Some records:
-*-

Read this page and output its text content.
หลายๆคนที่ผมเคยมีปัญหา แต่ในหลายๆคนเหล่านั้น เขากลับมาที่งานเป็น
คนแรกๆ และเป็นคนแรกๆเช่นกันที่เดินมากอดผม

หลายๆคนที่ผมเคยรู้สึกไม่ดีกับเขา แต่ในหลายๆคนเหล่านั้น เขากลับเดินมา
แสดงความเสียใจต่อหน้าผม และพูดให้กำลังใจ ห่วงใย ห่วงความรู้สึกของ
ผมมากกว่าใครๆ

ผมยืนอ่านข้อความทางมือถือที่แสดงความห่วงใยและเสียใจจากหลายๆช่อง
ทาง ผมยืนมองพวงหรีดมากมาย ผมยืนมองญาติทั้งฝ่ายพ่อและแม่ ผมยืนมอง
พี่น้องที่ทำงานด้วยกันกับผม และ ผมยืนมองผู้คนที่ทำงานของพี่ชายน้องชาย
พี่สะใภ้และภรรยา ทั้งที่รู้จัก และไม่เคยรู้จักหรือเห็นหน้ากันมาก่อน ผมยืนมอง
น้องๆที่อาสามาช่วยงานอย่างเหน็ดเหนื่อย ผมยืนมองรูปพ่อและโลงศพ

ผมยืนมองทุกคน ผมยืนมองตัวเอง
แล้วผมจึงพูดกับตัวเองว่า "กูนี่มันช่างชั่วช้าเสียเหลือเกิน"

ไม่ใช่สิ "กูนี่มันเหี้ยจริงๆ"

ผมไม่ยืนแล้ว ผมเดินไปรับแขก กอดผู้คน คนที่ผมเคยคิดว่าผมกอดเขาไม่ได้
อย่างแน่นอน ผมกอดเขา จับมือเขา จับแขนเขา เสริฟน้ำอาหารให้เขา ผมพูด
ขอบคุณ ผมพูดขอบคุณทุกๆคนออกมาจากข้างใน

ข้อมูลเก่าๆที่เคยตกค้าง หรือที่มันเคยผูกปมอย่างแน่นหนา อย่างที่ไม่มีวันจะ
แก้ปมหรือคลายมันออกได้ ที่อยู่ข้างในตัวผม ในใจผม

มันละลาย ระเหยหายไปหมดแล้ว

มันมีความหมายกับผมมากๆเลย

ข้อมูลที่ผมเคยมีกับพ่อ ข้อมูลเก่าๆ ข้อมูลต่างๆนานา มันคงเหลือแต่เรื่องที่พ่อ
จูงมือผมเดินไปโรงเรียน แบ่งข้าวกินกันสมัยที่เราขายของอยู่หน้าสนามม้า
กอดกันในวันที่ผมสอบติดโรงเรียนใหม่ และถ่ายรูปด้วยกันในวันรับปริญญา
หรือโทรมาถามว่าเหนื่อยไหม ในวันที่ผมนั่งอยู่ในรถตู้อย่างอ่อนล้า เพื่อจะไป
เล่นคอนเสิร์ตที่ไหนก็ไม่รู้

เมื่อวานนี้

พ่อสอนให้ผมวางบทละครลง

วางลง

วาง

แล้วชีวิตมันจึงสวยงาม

-*-

EXERCISE DESCRIPTION ::
Make a list of all lines in the data that contain "างแน".

TASK RESPONSE ::
อย่างแน่นอน ผมกอดเขา จับมือเขา จับแขนเขา เสริฟน้ำอาหารให้เขา ผมพูด
ข้อมูลเก่าๆที่เคยตกค้าง หรือที่มันเคยผูกปมอย่างแน่นหนา อย่างที่ไม่มีวันจะ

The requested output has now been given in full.